====== INPUT ROWS ======
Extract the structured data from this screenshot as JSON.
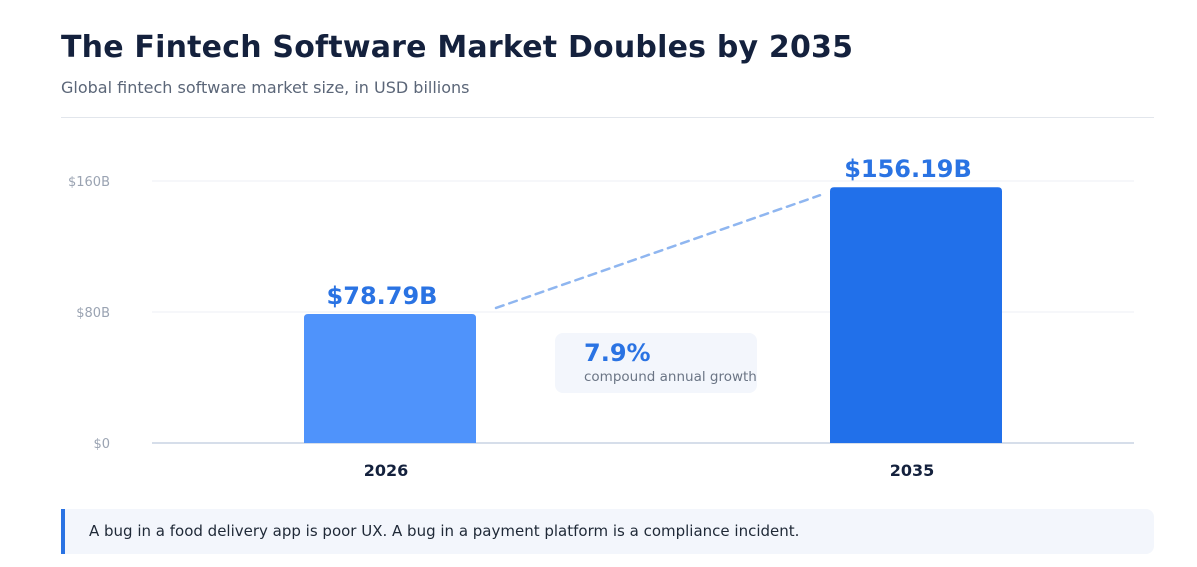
{
  "header": {
    "title": "The Fintech Software Market Doubles by 2035",
    "subtitle": "Global fintech software market size, in USD billions"
  },
  "chart_data": {
    "type": "bar",
    "categories": [
      "2026",
      "2035"
    ],
    "values": [
      78.79,
      156.19
    ],
    "data_labels": [
      "$78.79B",
      "$156.19B"
    ],
    "bar_colors": [
      "#4f93fb",
      "#2170ea"
    ],
    "ylim": [
      0,
      160
    ],
    "yticks": [
      {
        "value": 0,
        "label": "$0"
      },
      {
        "value": 80,
        "label": "$80B"
      },
      {
        "value": 160,
        "label": "$160B"
      }
    ],
    "grid": true,
    "legend": "none",
    "annotation": {
      "value": "7.9%",
      "label": "compound annual growth"
    }
  },
  "callout": {
    "text": "A bug in a food delivery app is poor UX. A bug in a payment platform is a compliance incident."
  },
  "colors": {
    "accent": "#2a73e3",
    "title": "#14213d",
    "connector": "#8fb6f0"
  }
}
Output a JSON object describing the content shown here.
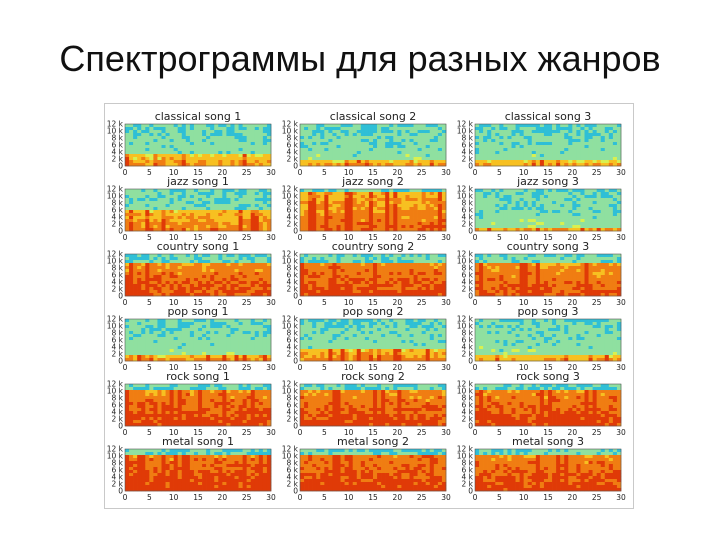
======
• WHAT THE TASK ASKS: Find each line in the records holding the string "JSON" and show it.

• ANSWER:
Extract the structured data from this screenshot as JSON.
Output a JSON object describing the content shown here.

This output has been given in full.